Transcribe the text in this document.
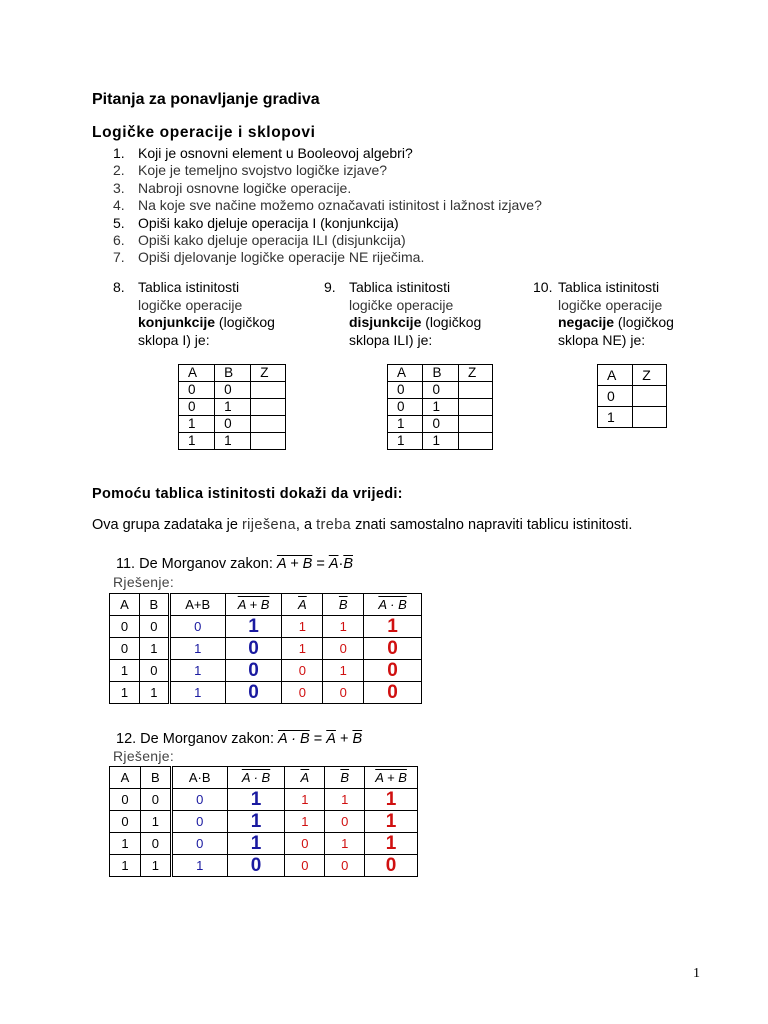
Pitanja za ponavljanje gradiva
Logičke operacije i sklopovi
1. Koji je osnovni element u Booleovoj algebri?
2. Koje je temeljno svojstvo logičke izjave?
3. Nabroji osnovne logičke operacije.
4. Na koje sve načine možemo označavati istinitost i lažnost izjave?
5. Opiši kako djeluje operacija I (konjunkcija)
6. Opiši kako djeluje operacija ILI (disjunkcija)
7. Opiši djelovanje logičke operacije NE riječima.
8. Tablica istinitosti
logičke operacije
konjunkcije (logičkog
sklopa I) je:
9. Tablica istinitosti
logičke operacije
disjunkcije (logičkog
sklopa ILI) je:
10. Tablica istinitosti
logičke operacije
negacije (logičkog
sklopa NE) je:
A	B	Z
0	0	
0	1	
1	0	
1	1	
A	B	Z
0	0	
0	1	
1	0	
1	1	
A	Z
0	
1	
Pomoću tablica istinitosti dokaži da vrijedi:
Ova grupa zadataka je riješena, a treba znati samostalno napraviti tablicu istinitosti.
11. De Morganov zakon: $A + B = \overline{A}\cdot\overline{B}$
Rješenje:
A	B	A+B	A + B	$\overline{A}$	$\overline{B}$	A · B
0	0	0	1	1	1	1
0	1	1	0	1	0	0
1	0	1	0	0	1	0
1	1	1	0	0	0	0
12. De Morganov zakon: $A \cdot B = \overline{A} + \overline{B}$
Rješenje:
A	B	A·B	A · B	$\overline{A}$	$\overline{B}$	A + B
0	0	0	1	1	1	1
0	1	0	1	1	0	1
1	0	0	1	0	1	1
1	1	1	0	0	0	0
1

◇ ◇ ◇ ◇ ◇

*Given problem:* Print the complete listing exactly, apart from any pictures.

*Response to this task:*
Transcribe the text in this document.
Pitanja za ponavljanje gradiva
Logičke operacije i sklopovi
1. Koji je osnovni element u Booleovoj algebri?
2. Koje je temeljno svojstvo logičke izjave?
3. Nabroji osnovne logičke operacije.
4. Na koje sve načine možemo označavati istinitost i lažnost izjave?
5. Opiši kako djeluje operacija I (konjunkcija)
6. Opiši kako djeluje operacija ILI (disjunkcija)
7. Opiši djelovanje logičke operacije NE riječima.
8. Tablica istinitosti
logičke operacije
konjunkcije (logičkog
sklopa I) je:
9. Tablica istinitosti
logičke operacije
disjunkcije (logičkog
sklopa ILI) je:
10. Tablica istinitosti
logičke operacije
negacije (logičkog
sklopa NE) je:
A	B	Z
0	0	
0	1	
1	0	
1	1	
A	B	Z
0	0	
0	1	
1	0	
1	1	
A	Z
0	
1	
Pomoću tablica istinitosti dokaži da vrijedi:
Ova grupa zadataka je riješena, a treba znati samostalno napraviti tablicu istinitosti.
11. De Morganov zakon: $A + B = \overline{A}\cdot\overline{B}$
Rješenje:
A	B	A+B	A + B	$\overline{A}$	$\overline{B}$	A · B
0	0	0	1	1	1	1
0	1	1	0	1	0	0
1	0	1	0	0	1	0
1	1	1	0	0	0	0
12. De Morganov zakon: $A \cdot B = \overline{A} + \overline{B}$
Rješenje:
A	B	A·B	A · B	$\overline{A}$	$\overline{B}$	A + B
0	0	0	1	1	1	1
0	1	0	1	1	0	1
1	0	0	1	0	1	1
1	1	1	0	0	0	0
1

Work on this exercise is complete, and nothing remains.